Input records —
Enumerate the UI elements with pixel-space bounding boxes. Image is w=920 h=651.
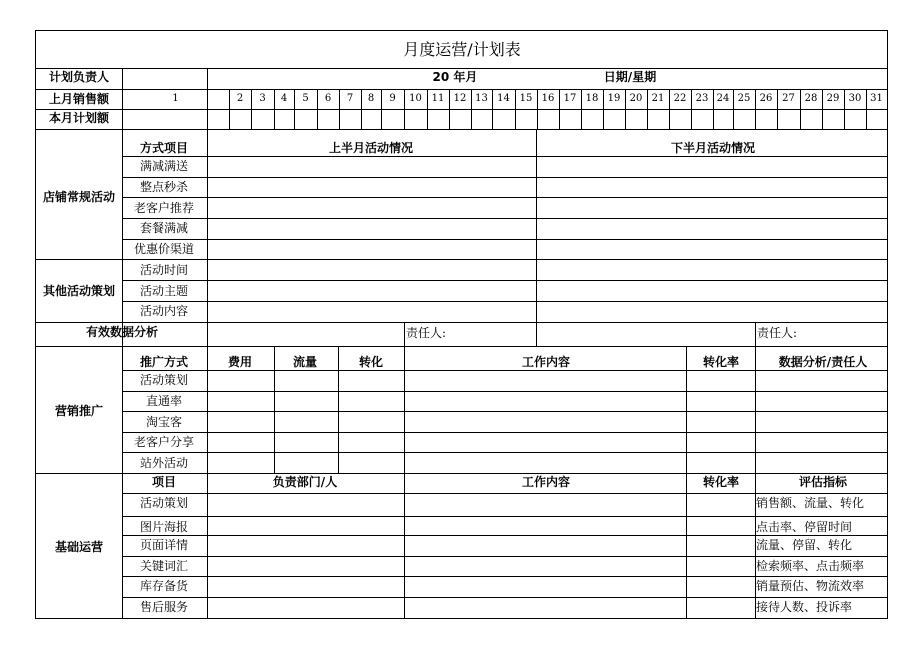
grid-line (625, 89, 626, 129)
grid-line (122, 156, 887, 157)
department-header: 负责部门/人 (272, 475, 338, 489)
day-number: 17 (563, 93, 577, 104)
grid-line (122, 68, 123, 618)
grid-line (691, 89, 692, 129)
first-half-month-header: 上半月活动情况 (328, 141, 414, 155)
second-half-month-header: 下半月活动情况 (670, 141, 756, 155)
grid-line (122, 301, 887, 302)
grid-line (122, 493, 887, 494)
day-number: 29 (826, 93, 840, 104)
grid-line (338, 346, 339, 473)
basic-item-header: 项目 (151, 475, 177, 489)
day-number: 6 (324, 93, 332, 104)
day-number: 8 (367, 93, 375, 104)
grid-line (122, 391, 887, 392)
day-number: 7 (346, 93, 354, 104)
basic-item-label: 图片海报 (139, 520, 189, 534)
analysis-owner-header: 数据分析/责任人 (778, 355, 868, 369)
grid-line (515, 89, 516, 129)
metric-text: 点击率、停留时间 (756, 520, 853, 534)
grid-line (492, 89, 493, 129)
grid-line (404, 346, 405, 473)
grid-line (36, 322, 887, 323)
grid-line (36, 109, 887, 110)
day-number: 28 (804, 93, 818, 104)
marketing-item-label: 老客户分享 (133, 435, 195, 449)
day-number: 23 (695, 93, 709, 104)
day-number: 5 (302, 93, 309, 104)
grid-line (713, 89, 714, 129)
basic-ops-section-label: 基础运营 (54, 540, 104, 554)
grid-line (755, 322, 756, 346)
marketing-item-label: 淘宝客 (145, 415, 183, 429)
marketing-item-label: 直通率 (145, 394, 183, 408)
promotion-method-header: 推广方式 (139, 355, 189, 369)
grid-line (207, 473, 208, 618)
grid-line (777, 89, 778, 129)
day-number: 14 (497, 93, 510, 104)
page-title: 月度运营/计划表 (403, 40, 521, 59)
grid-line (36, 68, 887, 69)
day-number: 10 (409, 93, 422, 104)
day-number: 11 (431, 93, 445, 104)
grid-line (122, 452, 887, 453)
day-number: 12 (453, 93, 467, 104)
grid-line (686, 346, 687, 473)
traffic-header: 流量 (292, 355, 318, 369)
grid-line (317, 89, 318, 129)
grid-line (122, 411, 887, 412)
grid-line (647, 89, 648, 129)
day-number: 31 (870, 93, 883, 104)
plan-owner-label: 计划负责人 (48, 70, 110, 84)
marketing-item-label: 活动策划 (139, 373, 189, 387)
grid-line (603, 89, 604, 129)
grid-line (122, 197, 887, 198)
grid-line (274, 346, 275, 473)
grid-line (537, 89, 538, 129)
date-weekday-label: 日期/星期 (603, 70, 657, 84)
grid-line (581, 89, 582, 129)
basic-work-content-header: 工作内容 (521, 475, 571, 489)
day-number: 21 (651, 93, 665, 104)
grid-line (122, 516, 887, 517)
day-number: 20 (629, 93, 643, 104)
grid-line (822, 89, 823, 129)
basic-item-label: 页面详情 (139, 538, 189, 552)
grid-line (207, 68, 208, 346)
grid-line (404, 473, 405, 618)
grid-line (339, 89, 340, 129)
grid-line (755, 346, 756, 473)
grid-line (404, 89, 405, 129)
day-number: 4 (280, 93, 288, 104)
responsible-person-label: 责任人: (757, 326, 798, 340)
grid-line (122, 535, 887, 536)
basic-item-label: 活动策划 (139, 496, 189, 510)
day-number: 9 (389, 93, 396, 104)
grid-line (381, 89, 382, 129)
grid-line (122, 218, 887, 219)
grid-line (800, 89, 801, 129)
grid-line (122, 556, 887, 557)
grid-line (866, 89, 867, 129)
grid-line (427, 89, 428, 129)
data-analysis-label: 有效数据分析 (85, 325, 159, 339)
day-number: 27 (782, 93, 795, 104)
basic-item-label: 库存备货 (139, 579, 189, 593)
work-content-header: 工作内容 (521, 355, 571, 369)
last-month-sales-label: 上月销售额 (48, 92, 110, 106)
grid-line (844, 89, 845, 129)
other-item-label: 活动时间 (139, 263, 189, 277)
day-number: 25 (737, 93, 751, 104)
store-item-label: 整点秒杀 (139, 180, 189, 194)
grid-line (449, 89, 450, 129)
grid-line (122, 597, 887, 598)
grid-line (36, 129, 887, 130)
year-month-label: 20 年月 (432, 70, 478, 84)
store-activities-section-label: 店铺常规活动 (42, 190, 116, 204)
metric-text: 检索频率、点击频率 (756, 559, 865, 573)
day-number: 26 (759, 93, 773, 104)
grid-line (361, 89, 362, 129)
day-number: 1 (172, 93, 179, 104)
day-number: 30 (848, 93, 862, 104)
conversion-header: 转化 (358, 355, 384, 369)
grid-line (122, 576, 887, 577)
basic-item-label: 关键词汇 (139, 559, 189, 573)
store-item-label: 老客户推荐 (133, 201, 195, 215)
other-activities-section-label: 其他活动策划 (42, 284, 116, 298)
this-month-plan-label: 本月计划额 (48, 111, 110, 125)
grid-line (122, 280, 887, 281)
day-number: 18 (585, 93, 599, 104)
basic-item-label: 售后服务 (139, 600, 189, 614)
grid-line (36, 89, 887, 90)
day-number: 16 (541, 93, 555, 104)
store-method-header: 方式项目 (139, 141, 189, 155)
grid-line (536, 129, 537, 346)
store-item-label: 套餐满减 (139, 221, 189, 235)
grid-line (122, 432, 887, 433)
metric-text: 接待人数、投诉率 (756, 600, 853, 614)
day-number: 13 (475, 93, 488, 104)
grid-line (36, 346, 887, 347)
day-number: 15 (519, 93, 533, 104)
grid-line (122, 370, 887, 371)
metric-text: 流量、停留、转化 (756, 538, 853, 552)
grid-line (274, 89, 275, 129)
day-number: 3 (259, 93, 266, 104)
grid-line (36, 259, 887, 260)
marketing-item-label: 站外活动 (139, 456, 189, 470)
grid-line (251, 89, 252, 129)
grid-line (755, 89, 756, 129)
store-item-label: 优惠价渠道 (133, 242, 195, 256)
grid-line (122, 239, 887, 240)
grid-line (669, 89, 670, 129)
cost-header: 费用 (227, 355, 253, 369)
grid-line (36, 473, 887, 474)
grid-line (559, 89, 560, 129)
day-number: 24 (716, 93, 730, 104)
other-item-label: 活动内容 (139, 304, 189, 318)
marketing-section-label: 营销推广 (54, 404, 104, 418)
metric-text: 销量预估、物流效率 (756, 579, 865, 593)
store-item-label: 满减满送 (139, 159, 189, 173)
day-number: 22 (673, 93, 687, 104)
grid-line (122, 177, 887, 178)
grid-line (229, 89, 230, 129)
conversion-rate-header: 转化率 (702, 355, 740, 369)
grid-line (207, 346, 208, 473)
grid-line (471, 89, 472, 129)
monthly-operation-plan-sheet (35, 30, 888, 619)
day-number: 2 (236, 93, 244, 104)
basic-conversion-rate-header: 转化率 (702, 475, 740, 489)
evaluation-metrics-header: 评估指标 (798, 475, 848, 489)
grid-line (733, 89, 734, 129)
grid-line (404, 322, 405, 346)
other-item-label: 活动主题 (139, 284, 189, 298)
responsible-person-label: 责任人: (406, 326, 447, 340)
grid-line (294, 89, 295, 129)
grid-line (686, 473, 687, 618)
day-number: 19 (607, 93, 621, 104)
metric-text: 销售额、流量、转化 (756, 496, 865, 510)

The request —
Format every line of the listing above as a JSON array of strings, with one string per line. Omit blank lines and the picture.

Answer to the exercise —
[
  "Enumerate the UI elements with pixel-space bounding boxes. Image is w=920 h=651.",
  "grid-line (625, 89, 626, 129)",
  "grid-line (122, 156, 887, 157)",
  "department-header: 负责部门/人 (272, 475, 338, 489)",
  "day-number: 17 (563, 93, 577, 104)",
  "grid-line (122, 68, 123, 618)",
  "grid-line (691, 89, 692, 129)",
  "first-half-month-header: 上半月活动情况 (328, 141, 414, 155)",
  "second-half-month-header: 下半月活动情况 (670, 141, 756, 155)",
  "grid-line (122, 301, 887, 302)",
  "grid-line (122, 493, 887, 494)",
  "day-number: 29 (826, 93, 840, 104)",
  "grid-line (338, 346, 339, 473)",
  "basic-item-header: 项目 (151, 475, 177, 489)",
  "day-number: 6 (324, 93, 332, 104)",
  "day-number: 8 (367, 93, 375, 104)",
  "grid-line (122, 391, 887, 392)",
  "day-number: 7 (346, 93, 354, 104)",
  "basic-item-label: 图片海报 (139, 520, 189, 534)",
  "analysis-owner-header: 数据分析/责任人 (778, 355, 868, 369)",
  "grid-line (515, 89, 516, 129)",
  "metric-text: 点击率、停留时间 (756, 520, 853, 534)",
  "grid-line (492, 89, 493, 129)",
  "grid-line (404, 346, 405, 473)",
  "grid-line (36, 322, 887, 323)",
  "grid-line (36, 109, 887, 110)",
  "day-number: 28 (804, 93, 818, 104)",
  "marketing-item-label: 老客户分享 (133, 435, 195, 449)",
  "day-number: 23 (695, 93, 709, 104)",
  "day-number: 5 (302, 93, 309, 104)",
  "grid-line (713, 89, 714, 129)",
  "basic-ops-section-label: 基础运营 (54, 540, 104, 554)",
  "grid-line (755, 322, 756, 346)",
  "marketing-item-label: 淘宝客 (145, 415, 183, 429)",
  "marketing-item-label: 直通率 (145, 394, 183, 408)",
  "promotion-method-header: 推广方式 (139, 355, 189, 369)",
  "grid-line (207, 473, 208, 618)",
  "grid-line (777, 89, 778, 129)",
  "day-number: 14 (497, 93, 510, 104)",
  "page-title: 月度运营/计划表 (403, 40, 521, 59)",
  "grid-line (36, 68, 887, 69)",
  "day-number: 10 (409, 93, 422, 104)",
  "day-number: 11 (431, 93, 445, 104)",
  "grid-line (122, 452, 887, 453)",
  "day-number: 12 (453, 93, 467, 104)",
  "grid-line (686, 346, 687, 473)",
  "traffic-header: 流量 (292, 355, 318, 369)",
  "grid-line (317, 89, 318, 129)",
  "grid-line (122, 411, 887, 412)",
  "grid-line (647, 89, 648, 129)",
  "day-number: 31 (870, 93, 883, 104)",
  "plan-owner-label: 计划负责人 (48, 70, 110, 84)",
  "marketing-item-label: 活动策划 (139, 373, 189, 387)",
  "grid-line (603, 89, 604, 129)",
  "grid-line (122, 197, 887, 198)",
  "grid-line (274, 346, 275, 473)",
  "grid-line (537, 89, 538, 129)",
  "date-weekday-label: 日期/星期 (603, 70, 657, 84)",
  "grid-line (581, 89, 582, 129)",
  "basic-work-content-header: 工作内容 (521, 475, 571, 489)",
  "day-number: 21 (651, 93, 665, 104)",
  "grid-line (122, 516, 887, 517)",
  "day-number: 20 (629, 93, 643, 104)",
  "grid-line (822, 89, 823, 129)",
  "basic-item-label: 页面详情 (139, 538, 189, 552)",
  "grid-line (207, 68, 208, 346)",
  "grid-line (404, 473, 405, 618)",
  "grid-line (339, 89, 340, 129)",
  "grid-line (755, 346, 756, 473)",
  "grid-line (404, 89, 405, 129)",
  "day-number: 4 (280, 93, 288, 104)",
  "responsible-person-label: 责任人: (757, 326, 798, 340)",
  "grid-line (122, 535, 887, 536)",
  "basic-item-label: 活动策划 (139, 496, 189, 510)",
  "day-number: 9 (389, 93, 396, 104)",
  "grid-line (381, 89, 382, 129)",
  "grid-line (122, 218, 887, 219)",
  "grid-line (800, 89, 801, 129)",
  "grid-line (122, 556, 887, 557)",
  "grid-line (866, 89, 867, 129)",
  "grid-line (427, 89, 428, 129)",
  "data-analysis-label: 有效数据分析 (85, 325, 159, 339)",
  "day-number: 27 (782, 93, 795, 104)",
  "basic-item-label: 库存备货 (139, 579, 189, 593)",
  "work-content-header: 工作内容 (521, 355, 571, 369)",
  "last-month-sales-label: 上月销售额 (48, 92, 110, 106)",
  "grid-line (844, 89, 845, 129)",
  "other-item-label: 活动时间 (139, 263, 189, 277)",
  "day-number: 25 (737, 93, 751, 104)",
  "store-item-label: 整点秒杀 (139, 180, 189, 194)",
  "grid-line (449, 89, 450, 129)",
  "grid-line (122, 597, 887, 598)",
  "grid-line (36, 129, 887, 130)",
  "year-month-label: 20 年月 (432, 70, 478, 84)",
  "store-activities-section-label: 店铺常规活动 (42, 190, 116, 204)",
  "metric-text: 检索频率、点击频率 (756, 559, 865, 573)",
  "day-number: 26 (759, 93, 773, 104)",
  "grid-line (361, 89, 362, 129)",
  "day-number: 1 (172, 93, 179, 104)",
  "day-number: 30 (848, 93, 862, 104)",
  "conversion-header: 转化 (358, 355, 384, 369)",
  "grid-line (122, 576, 887, 577)",
  "basic-item-label: 关键词汇 (139, 559, 189, 573)",
  "store-item-label: 老客户推荐 (133, 201, 195, 215)",
  "other-activities-section-label: 其他活动策划 (42, 284, 116, 298)",
  "this-month-plan-label: 本月计划额 (48, 111, 110, 125)",
  "grid-line (122, 280, 887, 281)",
  "day-number: 18 (585, 93, 599, 104)",
  "basic-item-label: 售后服务 (139, 600, 189, 614)",
  "grid-line (36, 89, 887, 90)",
  "day-number: 16 (541, 93, 555, 104)",
  "store-method-header: 方式项目 (139, 141, 189, 155)",
  "grid-line (536, 129, 537, 346)",
  "store-item-label: 套餐满减 (139, 221, 189, 235)",
  "grid-line (122, 432, 887, 433)",
  "metric-text: 接待人数、投诉率 (756, 600, 853, 614)",
  "day-number: 13 (475, 93, 488, 104)",
  "grid-line (36, 346, 887, 347)",
  "day-number: 15 (519, 93, 533, 104)",
  "grid-line (122, 370, 887, 371)",
  "metric-text: 流量、停留、转化 (756, 538, 853, 552)",
  "grid-line (274, 89, 275, 129)",
  "day-number: 3 (259, 93, 266, 104)",
  "grid-line (36, 259, 887, 260)",
  "marketing-item-label: 站外活动 (139, 456, 189, 470)",
  "grid-line (251, 89, 252, 129)",
  "grid-line (755, 89, 756, 129)",
  "store-item-label: 优惠价渠道 (133, 242, 195, 256)",
  "grid-line (122, 239, 887, 240)",
  "grid-line (669, 89, 670, 129)",
  "cost-header: 费用 (227, 355, 253, 369)",
  "grid-line (36, 473, 887, 474)",
  "grid-line (559, 89, 560, 129)",
  "day-number: 24 (716, 93, 730, 104)",
  "other-item-label: 活动内容 (139, 304, 189, 318)",
  "marketing-section-label: 营销推广 (54, 404, 104, 418)",
  "metric-text: 销量预估、物流效率 (756, 579, 865, 593)",
  "store-item-label: 满减满送 (139, 159, 189, 173)",
  "day-number: 22 (673, 93, 687, 104)",
  "grid-line (122, 177, 887, 178)",
  "grid-line (229, 89, 230, 129)",
  "conversion-rate-header: 转化率 (702, 355, 740, 369)",
  "grid-line (207, 346, 208, 473)",
  "grid-line (471, 89, 472, 129)",
  "monthly-operation-plan-sheet (35, 30, 888, 619)",
  "day-number: 2 (236, 93, 244, 104)",
  "basic-conversion-rate-header: 转化率 (702, 475, 740, 489)",
  "evaluation-metrics-header: 评估指标 (798, 475, 848, 489)",
  "grid-line (733, 89, 734, 129)",
  "grid-line (404, 322, 405, 346)",
  "other-item-label: 活动主题 (139, 284, 189, 298)",
  "responsible-person-label: 责任人: (406, 326, 447, 340)",
  "grid-line (294, 89, 295, 129)",
  "grid-line (686, 473, 687, 618)",
  "day-number: 19 (607, 93, 621, 104)",
  "metric-text: 销售额、流量、转化 (756, 496, 865, 510)"
]